— What you should do —
Below are some entries; can you quote all of them exactly?

** Start **

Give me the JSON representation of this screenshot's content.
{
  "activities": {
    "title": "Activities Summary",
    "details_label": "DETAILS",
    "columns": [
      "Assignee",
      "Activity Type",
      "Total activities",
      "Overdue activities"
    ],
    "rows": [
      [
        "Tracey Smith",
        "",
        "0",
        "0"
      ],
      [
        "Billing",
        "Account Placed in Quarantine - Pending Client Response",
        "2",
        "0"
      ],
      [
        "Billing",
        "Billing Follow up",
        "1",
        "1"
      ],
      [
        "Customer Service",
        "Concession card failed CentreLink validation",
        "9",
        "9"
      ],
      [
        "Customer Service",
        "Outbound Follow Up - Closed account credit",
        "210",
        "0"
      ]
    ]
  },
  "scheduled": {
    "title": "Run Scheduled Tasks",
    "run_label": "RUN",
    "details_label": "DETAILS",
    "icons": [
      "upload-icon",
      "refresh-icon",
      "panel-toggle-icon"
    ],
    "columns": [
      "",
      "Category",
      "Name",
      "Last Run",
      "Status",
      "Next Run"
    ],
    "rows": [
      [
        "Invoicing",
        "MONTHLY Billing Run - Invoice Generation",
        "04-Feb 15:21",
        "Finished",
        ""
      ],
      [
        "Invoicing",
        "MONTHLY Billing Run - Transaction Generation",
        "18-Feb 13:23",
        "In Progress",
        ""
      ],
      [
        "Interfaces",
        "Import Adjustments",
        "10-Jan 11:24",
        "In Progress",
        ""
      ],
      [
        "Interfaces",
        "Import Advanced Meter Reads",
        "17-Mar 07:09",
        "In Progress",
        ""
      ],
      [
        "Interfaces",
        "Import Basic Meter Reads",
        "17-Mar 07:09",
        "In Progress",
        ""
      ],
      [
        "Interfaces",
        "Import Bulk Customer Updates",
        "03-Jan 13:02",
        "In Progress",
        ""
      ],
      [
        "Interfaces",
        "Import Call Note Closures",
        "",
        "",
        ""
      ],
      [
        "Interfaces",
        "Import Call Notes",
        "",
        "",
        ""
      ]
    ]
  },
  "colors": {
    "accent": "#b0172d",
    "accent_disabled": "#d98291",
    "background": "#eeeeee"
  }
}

** End **

— Response for this exercise —
Give me the JSON representation of this screenshot's content.
{
  "activities": {
    "title": "Activities Summary",
    "details_label": "DETAILS",
    "columns": [
      "Assignee",
      "Activity Type",
      "Total activities",
      "Overdue activities"
    ],
    "rows": [
      [
        "Tracey Smith",
        "",
        "0",
        "0"
      ],
      [
        "Billing",
        "Account Placed in Quarantine - Pending Client Response",
        "2",
        "0"
      ],
      [
        "Billing",
        "Billing Follow up",
        "1",
        "1"
      ],
      [
        "Customer Service",
        "Concession card failed CentreLink validation",
        "9",
        "9"
      ],
      [
        "Customer Service",
        "Outbound Follow Up - Closed account credit",
        "210",
        "0"
      ]
    ]
  },
  "scheduled": {
    "title": "Run Scheduled Tasks",
    "run_label": "RUN",
    "details_label": "DETAILS",
    "icons": [
      "upload-icon",
      "refresh-icon",
      "panel-toggle-icon"
    ],
    "columns": [
      "",
      "Category",
      "Name",
      "Last Run",
      "Status",
      "Next Run"
    ],
    "rows": [
      [
        "Invoicing",
        "MONTHLY Billing Run - Invoice Generation",
        "04-Feb 15:21",
        "Finished",
        ""
      ],
      [
        "Invoicing",
        "MONTHLY Billing Run - Transaction Generation",
        "18-Feb 13:23",
        "In Progress",
        ""
      ],
      [
        "Interfaces",
        "Import Adjustments",
        "10-Jan 11:24",
        "In Progress",
        ""
      ],
      [
        "Interfaces",
        "Import Advanced Meter Reads",
        "17-Mar 07:09",
        "In Progress",
        ""
      ],
      [
        "Interfaces",
        "Import Basic Meter Reads",
        "17-Mar 07:09",
        "In Progress",
        ""
      ],
      [
        "Interfaces",
        "Import Bulk Customer Updates",
        "03-Jan 13:02",
        "In Progress",
        ""
      ],
      [
        "Interfaces",
        "Import Call Note Closures",
        "",
        "",
        ""
      ],
      [
        "Interfaces",
        "Import Call Notes",
        "",
        "",
        ""
      ]
    ]
  },
  "colors": {
    "accent": "#b0172d",
    "accent_disabled": "#d98291",
    "background": "#eeeeee"
  }
}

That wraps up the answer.